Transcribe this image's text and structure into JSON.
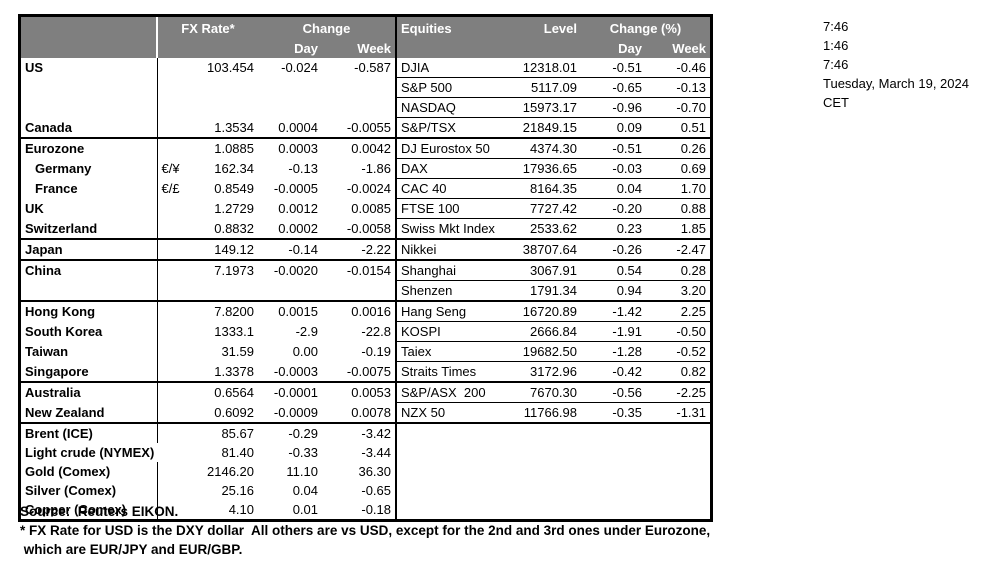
{
  "header": {
    "fx_rate": "FX Rate*",
    "fx_change": "Change",
    "equities": "Equities",
    "level": "Level",
    "eq_change": "Change (%)",
    "day": "Day",
    "week": "Week"
  },
  "rows": [
    {
      "region": "US",
      "pair": "",
      "fx": "103.454",
      "fx_day": "-0.024",
      "fx_week": "-0.587",
      "equity": "DJIA",
      "level": "12318.01",
      "eq_day": "-0.51",
      "eq_week": "-0.46"
    },
    {
      "region": "",
      "pair": "",
      "fx": "",
      "fx_day": "",
      "fx_week": "",
      "equity": "S&P 500",
      "level": "5117.09",
      "eq_day": "-0.65",
      "eq_week": "-0.13"
    },
    {
      "region": "",
      "pair": "",
      "fx": "",
      "fx_day": "",
      "fx_week": "",
      "equity": "NASDAQ",
      "level": "15973.17",
      "eq_day": "-0.96",
      "eq_week": "-0.70"
    },
    {
      "region": "Canada",
      "pair": "",
      "fx": "1.3534",
      "fx_day": "0.0004",
      "fx_week": "-0.0055",
      "equity": "S&P/TSX",
      "level": "21849.15",
      "eq_day": "0.09",
      "eq_week": "0.51",
      "group_end": true
    },
    {
      "region": "Eurozone",
      "pair": "",
      "fx": "1.0885",
      "fx_day": "0.0003",
      "fx_week": "0.0042",
      "equity": "DJ Eurostox 50",
      "level": "4374.30",
      "eq_day": "-0.51",
      "eq_week": "0.26"
    },
    {
      "region": "Germany",
      "pair": "€/¥",
      "fx": "162.34",
      "fx_day": "-0.13",
      "fx_week": "-1.86",
      "equity": "DAX",
      "level": "17936.65",
      "eq_day": "-0.03",
      "eq_week": "0.69",
      "indent": true
    },
    {
      "region": "France",
      "pair": "€/£",
      "fx": "0.8549",
      "fx_day": "-0.0005",
      "fx_week": "-0.0024",
      "equity": "CAC 40",
      "level": "8164.35",
      "eq_day": "0.04",
      "eq_week": "1.70",
      "indent": true
    },
    {
      "region": "UK",
      "pair": "",
      "fx": "1.2729",
      "fx_day": "0.0012",
      "fx_week": "0.0085",
      "equity": "FTSE 100",
      "level": "7727.42",
      "eq_day": "-0.20",
      "eq_week": "0.88"
    },
    {
      "region": "Switzerland",
      "pair": "",
      "fx": "0.8832",
      "fx_day": "0.0002",
      "fx_week": "-0.0058",
      "equity": "Swiss Mkt Index",
      "level": "2533.62",
      "eq_day": "0.23",
      "eq_week": "1.85",
      "group_end": true
    },
    {
      "region": "Japan",
      "pair": "",
      "fx": "149.12",
      "fx_day": "-0.14",
      "fx_week": "-2.22",
      "equity": "Nikkei",
      "level": "38707.64",
      "eq_day": "-0.26",
      "eq_week": "-2.47",
      "group_end": true
    },
    {
      "region": "China",
      "pair": "",
      "fx": "7.1973",
      "fx_day": "-0.0020",
      "fx_week": "-0.0154",
      "equity": "Shanghai",
      "level": "3067.91",
      "eq_day": "0.54",
      "eq_week": "0.28"
    },
    {
      "region": "",
      "pair": "",
      "fx": "",
      "fx_day": "",
      "fx_week": "",
      "equity": "Shenzen",
      "level": "1791.34",
      "eq_day": "0.94",
      "eq_week": "3.20",
      "group_end": true
    },
    {
      "region": "Hong Kong",
      "pair": "",
      "fx": "7.8200",
      "fx_day": "0.0015",
      "fx_week": "0.0016",
      "equity": "Hang Seng",
      "level": "16720.89",
      "eq_day": "-1.42",
      "eq_week": "2.25"
    },
    {
      "region": "South Korea",
      "pair": "",
      "fx": "1333.1",
      "fx_day": "-2.9",
      "fx_week": "-22.8",
      "equity": "KOSPI",
      "level": "2666.84",
      "eq_day": "-1.91",
      "eq_week": "-0.50"
    },
    {
      "region": "Taiwan",
      "pair": "",
      "fx": "31.59",
      "fx_day": "0.00",
      "fx_week": "-0.19",
      "equity": "Taiex",
      "level": "19682.50",
      "eq_day": "-1.28",
      "eq_week": "-0.52"
    },
    {
      "region": "Singapore",
      "pair": "",
      "fx": "1.3378",
      "fx_day": "-0.0003",
      "fx_week": "-0.0075",
      "equity": "Straits Times",
      "level": "3172.96",
      "eq_day": "-0.42",
      "eq_week": "0.82",
      "group_end": true
    },
    {
      "region": "Australia",
      "pair": "",
      "fx": "0.6564",
      "fx_day": "-0.0001",
      "fx_week": "0.0053",
      "equity": "S&P/ASX  200",
      "level": "7670.30",
      "eq_day": "-0.56",
      "eq_week": "-2.25"
    },
    {
      "region": "New Zealand",
      "pair": "",
      "fx": "0.6092",
      "fx_day": "-0.0009",
      "fx_week": "0.0078",
      "equity": "NZX 50",
      "level": "11766.98",
      "eq_day": "-0.35",
      "eq_week": "-1.31",
      "group_end": true
    },
    {
      "region": "Brent (ICE)",
      "pair": "",
      "fx": "85.67",
      "fx_day": "-0.29",
      "fx_week": "-3.42",
      "equity": "",
      "level": "",
      "eq_day": "",
      "eq_week": "",
      "no_eq": true
    },
    {
      "region": "Light crude (NYMEX)",
      "pair": "",
      "fx": "81.40",
      "fx_day": "-0.33",
      "fx_week": "-3.44",
      "equity": "",
      "level": "",
      "eq_day": "",
      "eq_week": "",
      "no_eq": true,
      "no_divider": true
    },
    {
      "region": "Gold (Comex)",
      "pair": "",
      "fx": "2146.20",
      "fx_day": "11.10",
      "fx_week": "36.30",
      "equity": "",
      "level": "",
      "eq_day": "",
      "eq_week": "",
      "no_eq": true
    },
    {
      "region": "Silver (Comex)",
      "pair": "",
      "fx": "25.16",
      "fx_day": "0.04",
      "fx_week": "-0.65",
      "equity": "",
      "level": "",
      "eq_day": "",
      "eq_week": "",
      "no_eq": true
    },
    {
      "region": "Copper (Comex)",
      "pair": "",
      "fx": "4.10",
      "fx_day": "0.01",
      "fx_week": "-0.18",
      "equity": "",
      "level": "",
      "eq_day": "",
      "eq_week": "",
      "no_eq": true
    }
  ],
  "info_lines": [
    "7:46",
    "1:46",
    "7:46",
    "Tuesday, March 19, 2024",
    "CET"
  ],
  "footnotes": [
    "Source:  Reuters EIKON.",
    "* FX Rate for USD is the DXY dollar  All others are vs USD, except for the 2nd and 3rd ones under Eurozone,",
    " which are EUR/JPY and EUR/GBP."
  ],
  "colors": {
    "header_bg": "#7f7f7f",
    "header_text": "#ffffff",
    "grid": "#000000"
  }
}
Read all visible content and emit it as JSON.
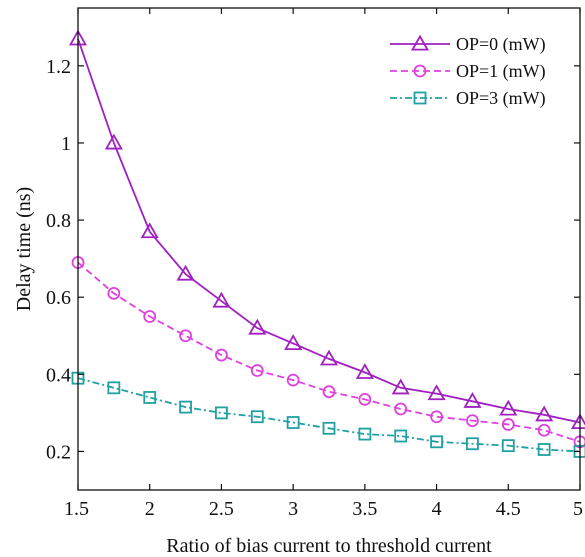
{
  "chart_data": {
    "type": "line",
    "title": "",
    "xlabel": "Ratio of bias current to threshold current",
    "ylabel": "Delay time (ns)",
    "xlim": [
      1.5,
      5
    ],
    "ylim": [
      0.1,
      1.35
    ],
    "x": [
      1.5,
      1.75,
      2,
      2.25,
      2.5,
      2.75,
      3,
      3.25,
      3.5,
      3.75,
      4,
      4.25,
      4.5,
      4.75,
      5
    ],
    "xticks": [
      1.5,
      2,
      2.5,
      3,
      3.5,
      4,
      4.5,
      5
    ],
    "xtick_labels": [
      "1.5",
      "2",
      "2.5",
      "3",
      "3.5",
      "4",
      "4.5",
      "5"
    ],
    "yticks": [
      0.2,
      0.4,
      0.6,
      0.8,
      1,
      1.2
    ],
    "ytick_labels": [
      "0.2",
      "0.4",
      "0.6",
      "0.8",
      "1",
      "1.2"
    ],
    "grid": false,
    "legend_position": "top-right",
    "series": [
      {
        "name": "OP=0 (mW)",
        "color": "#a020c0",
        "marker": "triangle",
        "line_style": "solid",
        "values": [
          1.27,
          1.0,
          0.77,
          0.66,
          0.59,
          0.52,
          0.48,
          0.44,
          0.405,
          0.365,
          0.35,
          0.33,
          0.31,
          0.295,
          0.275
        ]
      },
      {
        "name": "OP=1 (mW)",
        "color": "#e040e0",
        "marker": "circle",
        "line_style": "dashed",
        "values": [
          0.69,
          0.61,
          0.55,
          0.5,
          0.45,
          0.41,
          0.385,
          0.355,
          0.335,
          0.31,
          0.29,
          0.28,
          0.27,
          0.255,
          0.225
        ]
      },
      {
        "name": "OP=3 (mW)",
        "color": "#20a0a0",
        "marker": "square",
        "line_style": "dashdot",
        "values": [
          0.39,
          0.365,
          0.34,
          0.315,
          0.3,
          0.29,
          0.275,
          0.26,
          0.245,
          0.24,
          0.225,
          0.22,
          0.215,
          0.205,
          0.2
        ]
      }
    ]
  }
}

________________

# [Stated task]
Pull every line containing "marker" from the data.

# [Final answer]
        "marker": "triangle",
        "marker": "circle",
        "marker": "square",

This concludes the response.